◆ **What you should do**:
Return the following lines exactly as they are.
--- begin Given records ---
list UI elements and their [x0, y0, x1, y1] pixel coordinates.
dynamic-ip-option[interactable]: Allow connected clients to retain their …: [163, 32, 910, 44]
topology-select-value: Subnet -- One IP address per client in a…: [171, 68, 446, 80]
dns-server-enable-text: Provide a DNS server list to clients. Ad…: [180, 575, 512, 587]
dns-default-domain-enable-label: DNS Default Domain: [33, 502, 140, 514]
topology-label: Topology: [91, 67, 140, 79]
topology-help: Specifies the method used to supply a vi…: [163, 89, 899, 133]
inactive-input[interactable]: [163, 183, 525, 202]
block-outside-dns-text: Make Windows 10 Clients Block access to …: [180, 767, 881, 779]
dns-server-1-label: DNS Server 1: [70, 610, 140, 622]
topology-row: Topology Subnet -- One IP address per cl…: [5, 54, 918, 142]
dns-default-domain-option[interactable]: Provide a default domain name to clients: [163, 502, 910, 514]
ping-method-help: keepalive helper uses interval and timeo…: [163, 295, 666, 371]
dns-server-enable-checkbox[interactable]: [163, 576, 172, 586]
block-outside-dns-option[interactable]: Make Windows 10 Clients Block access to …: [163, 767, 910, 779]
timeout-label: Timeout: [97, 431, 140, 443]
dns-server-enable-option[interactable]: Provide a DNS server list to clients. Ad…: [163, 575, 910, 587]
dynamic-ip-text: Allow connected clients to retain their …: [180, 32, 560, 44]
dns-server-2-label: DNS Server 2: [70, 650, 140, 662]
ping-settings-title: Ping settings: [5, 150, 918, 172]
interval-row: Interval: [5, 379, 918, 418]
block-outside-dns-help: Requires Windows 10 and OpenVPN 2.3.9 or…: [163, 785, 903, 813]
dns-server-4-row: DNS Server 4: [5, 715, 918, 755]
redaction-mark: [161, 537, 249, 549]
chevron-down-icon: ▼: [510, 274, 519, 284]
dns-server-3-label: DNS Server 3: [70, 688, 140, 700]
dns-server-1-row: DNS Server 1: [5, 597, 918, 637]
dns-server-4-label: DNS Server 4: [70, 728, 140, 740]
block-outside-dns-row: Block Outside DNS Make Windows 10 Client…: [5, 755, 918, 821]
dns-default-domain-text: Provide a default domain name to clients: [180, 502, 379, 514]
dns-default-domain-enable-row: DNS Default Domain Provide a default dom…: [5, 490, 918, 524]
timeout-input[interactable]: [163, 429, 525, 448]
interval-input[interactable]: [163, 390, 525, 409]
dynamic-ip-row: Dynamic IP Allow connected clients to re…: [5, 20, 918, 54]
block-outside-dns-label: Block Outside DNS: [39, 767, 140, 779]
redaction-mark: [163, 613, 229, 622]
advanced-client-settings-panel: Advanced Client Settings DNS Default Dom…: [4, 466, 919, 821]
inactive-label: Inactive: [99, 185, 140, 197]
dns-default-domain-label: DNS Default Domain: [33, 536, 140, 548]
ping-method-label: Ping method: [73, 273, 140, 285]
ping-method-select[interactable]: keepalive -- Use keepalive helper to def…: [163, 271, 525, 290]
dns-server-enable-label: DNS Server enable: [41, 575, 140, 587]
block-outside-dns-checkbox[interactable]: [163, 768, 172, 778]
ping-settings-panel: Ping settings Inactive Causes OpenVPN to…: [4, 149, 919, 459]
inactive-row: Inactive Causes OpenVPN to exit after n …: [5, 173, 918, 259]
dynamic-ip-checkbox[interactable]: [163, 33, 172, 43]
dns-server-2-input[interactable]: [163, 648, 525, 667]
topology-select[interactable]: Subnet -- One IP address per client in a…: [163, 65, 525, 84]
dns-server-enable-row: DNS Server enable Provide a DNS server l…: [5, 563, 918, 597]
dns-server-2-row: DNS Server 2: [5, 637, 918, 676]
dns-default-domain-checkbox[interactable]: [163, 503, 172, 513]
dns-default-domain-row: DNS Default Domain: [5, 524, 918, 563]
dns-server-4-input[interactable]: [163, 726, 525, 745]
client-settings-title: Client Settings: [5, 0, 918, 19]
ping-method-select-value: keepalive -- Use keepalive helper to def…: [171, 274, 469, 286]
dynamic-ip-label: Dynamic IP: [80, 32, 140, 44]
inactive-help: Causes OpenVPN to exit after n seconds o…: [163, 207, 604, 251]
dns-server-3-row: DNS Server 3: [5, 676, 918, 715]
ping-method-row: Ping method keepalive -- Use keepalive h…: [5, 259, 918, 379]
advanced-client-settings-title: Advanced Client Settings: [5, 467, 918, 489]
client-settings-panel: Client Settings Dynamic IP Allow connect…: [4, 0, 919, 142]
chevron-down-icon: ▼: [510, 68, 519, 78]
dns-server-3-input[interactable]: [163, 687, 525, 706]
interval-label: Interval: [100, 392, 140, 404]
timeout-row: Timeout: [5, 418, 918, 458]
--- end Given records ---
◆ **Result**:
list UI elements and their [x0, y0, x1, y1] pixel coordinates.
dynamic-ip-option[interactable]: Allow connected clients to retain their …: [163, 32, 910, 44]
topology-select-value: Subnet -- One IP address per client in a…: [171, 68, 446, 80]
dns-server-enable-text: Provide a DNS server list to clients. Ad…: [180, 575, 512, 587]
dns-default-domain-enable-label: DNS Default Domain: [33, 502, 140, 514]
topology-label: Topology: [91, 67, 140, 79]
topology-help: Specifies the method used to supply a vi…: [163, 89, 899, 133]
inactive-input[interactable]: [163, 183, 525, 202]
block-outside-dns-text: Make Windows 10 Clients Block access to …: [180, 767, 881, 779]
dns-server-1-label: DNS Server 1: [70, 610, 140, 622]
topology-row: Topology Subnet -- One IP address per cl…: [5, 54, 918, 142]
dns-default-domain-option[interactable]: Provide a default domain name to clients: [163, 502, 910, 514]
ping-method-help: keepalive helper uses interval and timeo…: [163, 295, 666, 371]
dns-server-enable-checkbox[interactable]: [163, 576, 172, 586]
block-outside-dns-option[interactable]: Make Windows 10 Clients Block access to …: [163, 767, 910, 779]
timeout-label: Timeout: [97, 431, 140, 443]
dns-server-enable-option[interactable]: Provide a DNS server list to clients. Ad…: [163, 575, 910, 587]
dynamic-ip-text: Allow connected clients to retain their …: [180, 32, 560, 44]
dns-server-2-label: DNS Server 2: [70, 650, 140, 662]
ping-settings-title: Ping settings: [5, 150, 918, 172]
interval-row: Interval: [5, 379, 918, 418]
block-outside-dns-help: Requires Windows 10 and OpenVPN 2.3.9 or…: [163, 785, 903, 813]
dns-server-4-row: DNS Server 4: [5, 715, 918, 755]
redaction-mark: [161, 537, 249, 549]
chevron-down-icon: ▼: [510, 274, 519, 284]
dns-server-3-label: DNS Server 3: [70, 688, 140, 700]
dns-server-1-row: DNS Server 1: [5, 597, 918, 637]
dns-server-4-label: DNS Server 4: [70, 728, 140, 740]
block-outside-dns-row: Block Outside DNS Make Windows 10 Client…: [5, 755, 918, 821]
dns-default-domain-text: Provide a default domain name to clients: [180, 502, 379, 514]
dns-default-domain-enable-row: DNS Default Domain Provide a default dom…: [5, 490, 918, 524]
timeout-input[interactable]: [163, 429, 525, 448]
interval-input[interactable]: [163, 390, 525, 409]
dynamic-ip-row: Dynamic IP Allow connected clients to re…: [5, 20, 918, 54]
block-outside-dns-label: Block Outside DNS: [39, 767, 140, 779]
redaction-mark: [163, 613, 229, 622]
advanced-client-settings-panel: Advanced Client Settings DNS Default Dom…: [4, 466, 919, 821]
inactive-label: Inactive: [99, 185, 140, 197]
dns-default-domain-label: DNS Default Domain: [33, 536, 140, 548]
ping-method-label: Ping method: [73, 273, 140, 285]
ping-method-select[interactable]: keepalive -- Use keepalive helper to def…: [163, 271, 525, 290]
dns-server-enable-label: DNS Server enable: [41, 575, 140, 587]
block-outside-dns-checkbox[interactable]: [163, 768, 172, 778]
ping-settings-panel: Ping settings Inactive Causes OpenVPN to…: [4, 149, 919, 459]
inactive-row: Inactive Causes OpenVPN to exit after n …: [5, 173, 918, 259]
dynamic-ip-checkbox[interactable]: [163, 33, 172, 43]
dns-server-2-input[interactable]: [163, 648, 525, 667]
topology-select[interactable]: Subnet -- One IP address per client in a…: [163, 65, 525, 84]
dns-server-enable-row: DNS Server enable Provide a DNS server l…: [5, 563, 918, 597]
dns-server-2-row: DNS Server 2: [5, 637, 918, 676]
dns-default-domain-checkbox[interactable]: [163, 503, 172, 513]
dns-default-domain-row: DNS Default Domain: [5, 524, 918, 563]
dns-server-4-input[interactable]: [163, 726, 525, 745]
client-settings-title: Client Settings: [5, 0, 918, 19]
ping-method-select-value: keepalive -- Use keepalive helper to def…: [171, 274, 469, 286]
dynamic-ip-label: Dynamic IP: [80, 32, 140, 44]
inactive-help: Causes OpenVPN to exit after n seconds o…: [163, 207, 604, 251]
dns-server-3-row: DNS Server 3: [5, 676, 918, 715]
ping-method-row: Ping method keepalive -- Use keepalive h…: [5, 259, 918, 379]
advanced-client-settings-title: Advanced Client Settings: [5, 467, 918, 489]
client-settings-panel: Client Settings Dynamic IP Allow connect…: [4, 0, 919, 142]
chevron-down-icon: ▼: [510, 68, 519, 78]
dns-server-3-input[interactable]: [163, 687, 525, 706]
interval-label: Interval: [100, 392, 140, 404]
timeout-row: Timeout: [5, 418, 918, 458]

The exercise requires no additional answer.